■ Requirements:
1 – According to the text about Ronald Mason, in what year did he join BBC Radio Drama in London?
2 – List every person whom the text about Ronald Mason explicitly calls a playwright.
3 – Retype the passage of the text about Ronald Mason that runs between "After negotiating the" and "other emerging playwrights.", inclusive.

■ Source extract:
-- begin --
Known universally throughout Irish and British theatrical and broadcasting circles as Ronnie, among the writers Mason championed, Brian Friel perhaps became the most prominent. Mason produced and directed Friel’s earliest plays, A Sort of Freedom (16 January 1958) and To This Hard House (24 April 1958), for the BBC Northern Ireland Home Service on radio and later brought Friel’s stage work to the BBC's national neworks.

Life and works

Ronald Charles Frederick Mason[1] was born in Ballymena, County Antrim, the seventh child of a seventh child in a strongly Protestant community. Among his schoolmates in Ballymena was Ian Paisley, who was to become a major political figure in Unionist politics and a leading anti-Catholic, whom he was later to command to ‘Sit down, Ian’, when the Reverend Paisley began a peroration at the BBC during Mason’s years as the BBC’s Head of Programmes in Northern Ireland. The Reverend Paisley complied. Mason graduated from Queen’s University, Belfast, and began his career teaching English and French in the 1940s. He joined the BBC six years later in 1955 as a radio producer in Belfast, finding a kindred spirit in the novelist, radio producer and broadcaster Sam Hanna Bell against BBC Belfast’s prevailing caution in political matters, standing with Bell as an advocate for the shipyard worker turned controversial playwright, Sam Thompson.

After negotiating the treacherous BBC politics in Northern Ireland, successfully bringing new and established writers to the Northern Ireland Home Service and attracting attention in London, he joined BBC Radio Drama in London in 1963. As his successor as Head of Radio Drama, John Tydeman, described it in his obituary in The Independent, "he became executive producer of an innovative new series of 15-minute-long single plays broadcast every weekday evening at 11.45 under the title Just Before Midnight. The series gave great encouragement to new playwrights, including the young Tom Stoppard".[2] Jill Hyem and Brian Friel would be among the other emerging playwrights.
-- end --
■ Excerpted data:
-- begin --
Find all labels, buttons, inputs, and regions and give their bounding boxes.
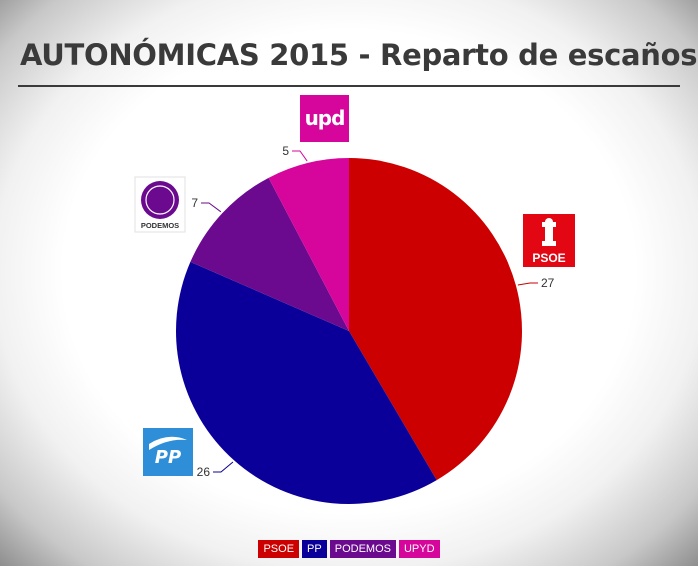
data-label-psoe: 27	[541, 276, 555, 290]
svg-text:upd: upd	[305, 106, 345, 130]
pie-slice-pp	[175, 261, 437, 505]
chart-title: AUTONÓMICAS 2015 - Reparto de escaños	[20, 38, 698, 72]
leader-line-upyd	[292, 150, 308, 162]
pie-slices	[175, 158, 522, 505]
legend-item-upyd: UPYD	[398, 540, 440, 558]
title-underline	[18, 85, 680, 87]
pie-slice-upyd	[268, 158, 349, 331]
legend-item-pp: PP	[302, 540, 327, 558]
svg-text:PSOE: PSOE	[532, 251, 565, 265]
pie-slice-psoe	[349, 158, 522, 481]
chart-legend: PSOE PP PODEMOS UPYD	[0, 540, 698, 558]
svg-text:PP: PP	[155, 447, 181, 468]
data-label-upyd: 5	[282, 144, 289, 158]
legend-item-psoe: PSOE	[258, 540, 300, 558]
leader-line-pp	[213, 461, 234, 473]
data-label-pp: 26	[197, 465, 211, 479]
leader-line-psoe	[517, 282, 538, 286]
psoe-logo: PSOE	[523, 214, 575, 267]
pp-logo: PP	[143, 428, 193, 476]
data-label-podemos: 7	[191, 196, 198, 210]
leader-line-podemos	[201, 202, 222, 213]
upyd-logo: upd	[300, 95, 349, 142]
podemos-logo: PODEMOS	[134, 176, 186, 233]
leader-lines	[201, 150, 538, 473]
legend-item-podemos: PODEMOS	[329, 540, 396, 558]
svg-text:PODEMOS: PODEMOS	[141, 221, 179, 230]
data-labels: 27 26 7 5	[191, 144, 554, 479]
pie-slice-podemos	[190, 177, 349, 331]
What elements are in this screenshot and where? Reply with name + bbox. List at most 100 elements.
-- end --
■ Worked answers:
1 – 1963

2 – Sam Thompson, Tom Stoppard, Jill Hyem, Brian Friel

3 –
After negotiating the treacherous BBC politics in Northern Ireland, successfully bringing new and established writers to the Northern Ireland Home Service and attracting attention in London, he joined BBC Radio Drama in London in 1963. As his successor as Head of Radio Drama, John Tydeman, described it in his obituary in The Independent, "he became executive producer of an innovative new series of 15-minute-long single plays broadcast every weekday evening at 11.45 under the title Just Before Midnight. The series gave great encouragement to new playwrights, including the young Tom Stoppard".[2] Jill Hyem and Brian Friel would be among the other emerging playwrights.